**Your instructions:** In the reading text on atmospheric flow below, list every kind of balance the text names.

The equation of motion for a fluid parcel in the atmosphere (in Cartesian space) is

$$\dfrac{D\mathbf u}{Dt} = -\dfrac{1}{\rho}\nabla p-2 \mathbf \Omega \times \mathbf u + \mathbf g + \mathbf F,$$

where $\mathbf u$ is the wind, $\rho$ is density, $p$ is pressure, $\mathbf\Omega$ is the angular velocity of the Earth, $\mathbf g$ is gravity and $\mathbf F$ is friction. The derivative is a material derivative (Lagrangian perspective) where

$$\dfrac{D\varphi}{Dt} = \dfrac{\partial\varphi}{\partial t} + \mathbf u\cdot\nabla\varphi.$$

There is a non-dimensional number called the Rossby number ($Ro$) that determines when a flow behaves geostrophically. This number is given by

$$Ro = {U\over fL},$$

where $U$ is a velocity scale, $L$ is a length scale and $f$ is the Coriolis parameter ($f=2\Omega\sin\phi$, $\Omega = 7.2921 \times 10^{-5}\ \text{s}^{-1}$, and $\phi$ is latitude). When $Ro << 1$, the flow exhibits geostrophic balance. This occurs when $L$ becomes large, which it does as the storm grows. When I say the flow is geostrophic, what I really mean is that the net acceleration of a parcel is small. In a tropical cyclone the isobars are roughly circular and this curvature gives rise to the gradient wind balance.

The gradient wind is the balance of the pressure gradient force, Coriolis force and centripetal acceleration. In this flow, just as in geostrophic flow, the wind will follow the isobars, flowing cyclonically around the center of low pressure, though slower than a geostrphic flow with the same pressure gradient. Close to the ocean surface friction plays a role, and for the near surface winds the friction will cause the wind to be slightly deflected toward low pressure, or inward across the isobars.

Close to the center of the storm, in and near the eyewall, the length scale $L$ is reduced and the Coriolis force places a smaller role. Here the flow attains cyclostrophic balance -- a balance between centrifugal and pressure gradient forces.

**Collected data:**
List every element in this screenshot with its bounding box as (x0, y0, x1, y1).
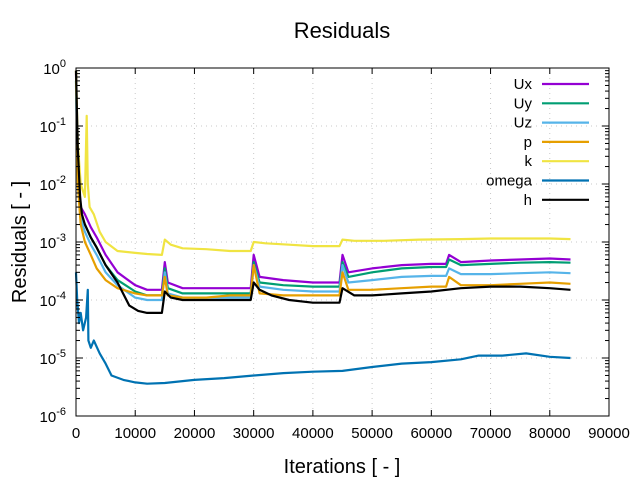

**Answer:**
- Geostrophic balance
- Gradient wind balance
- Cyclostrophic balance